▶ _CHALLENGE_: Please transcribe the records precisely; pictures stay out of your copy.

▶ _MATERIAL_:
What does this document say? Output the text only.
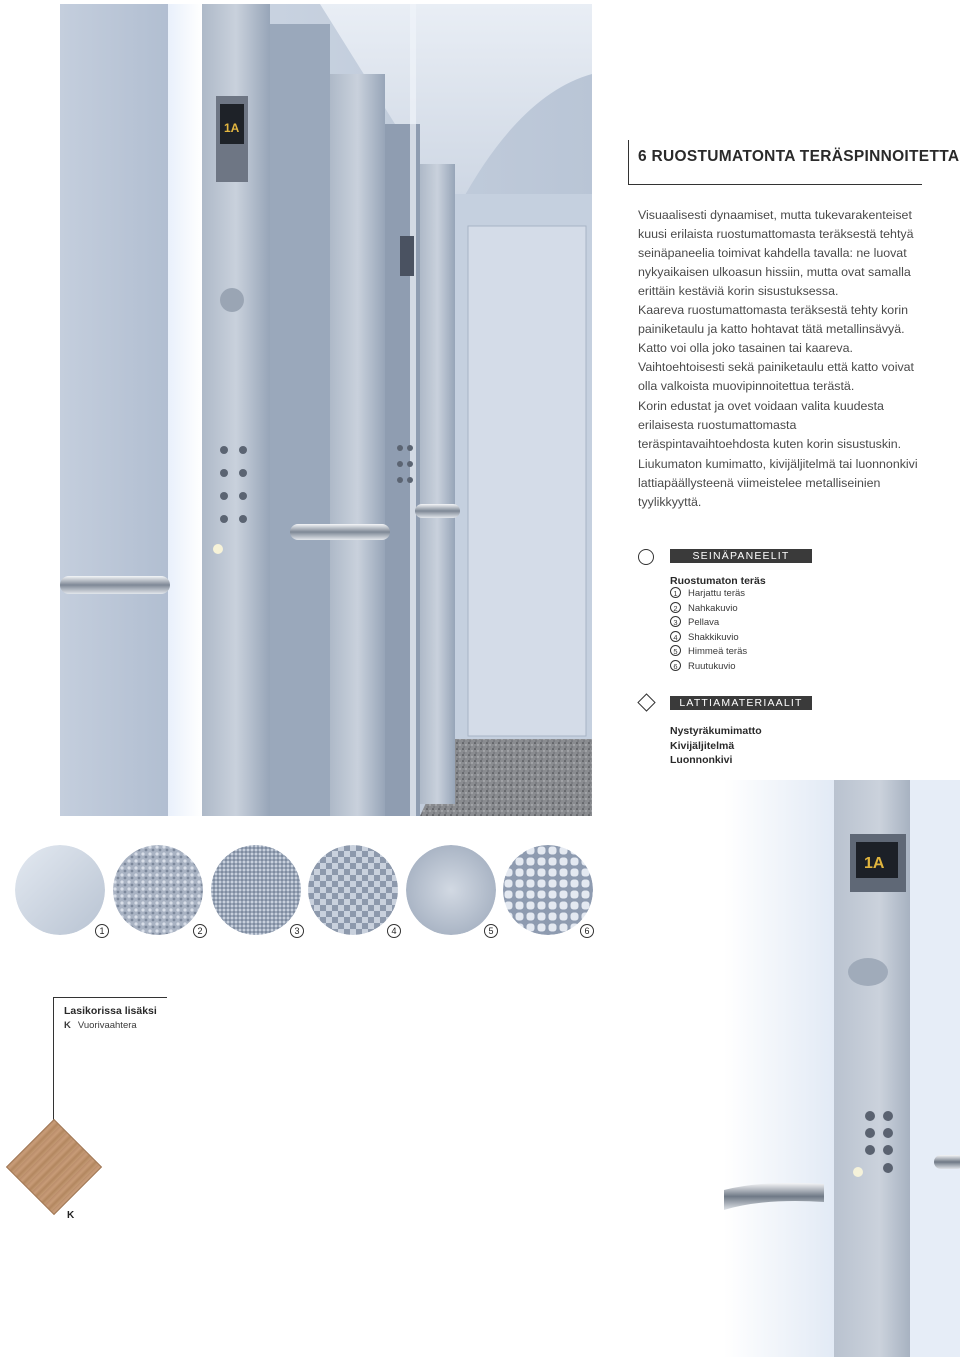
1A
6 RUOSTUMATONTA TERÄSPINNOITETTA
Visuaalisesti dynaamiset, mutta tukevarakenteiset
kuusi erilaista ruostumattomasta teräksestä tehtyä
seinäpaneelia toimivat kahdella tavalla: ne luovat
nykyaikaisen ulkoasun hissiin, mutta ovat samalla
erittäin kestäviä korin sisustuksessa.
Kaareva ruostumattomasta teräksestä tehty korin
painiketaulu ja katto hohtavat tätä metallinsävyä.
Katto voi olla joko tasainen tai kaareva.
Vaihtoehtoisesti sekä painiketaulu että katto voivat
olla valkoista muovipinnoitettua terästä.
Korin edustat ja ovet voidaan valita kuudesta
erilaisesta ruostumattomasta
teräspintavaihtoehdosta kuten korin sisustuskin.
Liukumaton kumimatto, kivijäljitelmä tai luonnonkivi
lattiapäällysteenä viimeistelee metalliseinien
tyylikkyyttä.
SEINÄPANEELIT
Ruostumaton teräs
1 Harjattu teräs
2 Nahkakuvio
3 Pellava
4 Shakkikuvio
5 Himmeä teräs
6 Ruutukuvio
LATTIAMATERIAALIT
Nystyräkumimatto
Kivijäljitelmä
Luonnonkivi
1	2	3	4	5	6
Lasikorissa lisäksi
K Vuorivaahtera
K
1A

▶ _EXERCISE SOLUTION_:
What does this document say? Output the text only.
1A
6 RUOSTUMATONTA TERÄSPINNOITETTA
Visuaalisesti dynaamiset, mutta tukevarakenteiset
kuusi erilaista ruostumattomasta teräksestä tehtyä
seinäpaneelia toimivat kahdella tavalla: ne luovat
nykyaikaisen ulkoasun hissiin, mutta ovat samalla
erittäin kestäviä korin sisustuksessa.
Kaareva ruostumattomasta teräksestä tehty korin
painiketaulu ja katto hohtavat tätä metallinsävyä.
Katto voi olla joko tasainen tai kaareva.
Vaihtoehtoisesti sekä painiketaulu että katto voivat
olla valkoista muovipinnoitettua terästä.
Korin edustat ja ovet voidaan valita kuudesta
erilaisesta ruostumattomasta
teräspintavaihtoehdosta kuten korin sisustuskin.
Liukumaton kumimatto, kivijäljitelmä tai luonnonkivi
lattiapäällysteenä viimeistelee metalliseinien
tyylikkyyttä.
SEINÄPANEELIT
Ruostumaton teräs
1 Harjattu teräs
2 Nahkakuvio
3 Pellava
4 Shakkikuvio
5 Himmeä teräs
6 Ruutukuvio
LATTIAMATERIAALIT
Nystyräkumimatto
Kivijäljitelmä
Luonnonkivi
1	2	3	4	5	6
Lasikorissa lisäksi
K Vuorivaahtera
K
1A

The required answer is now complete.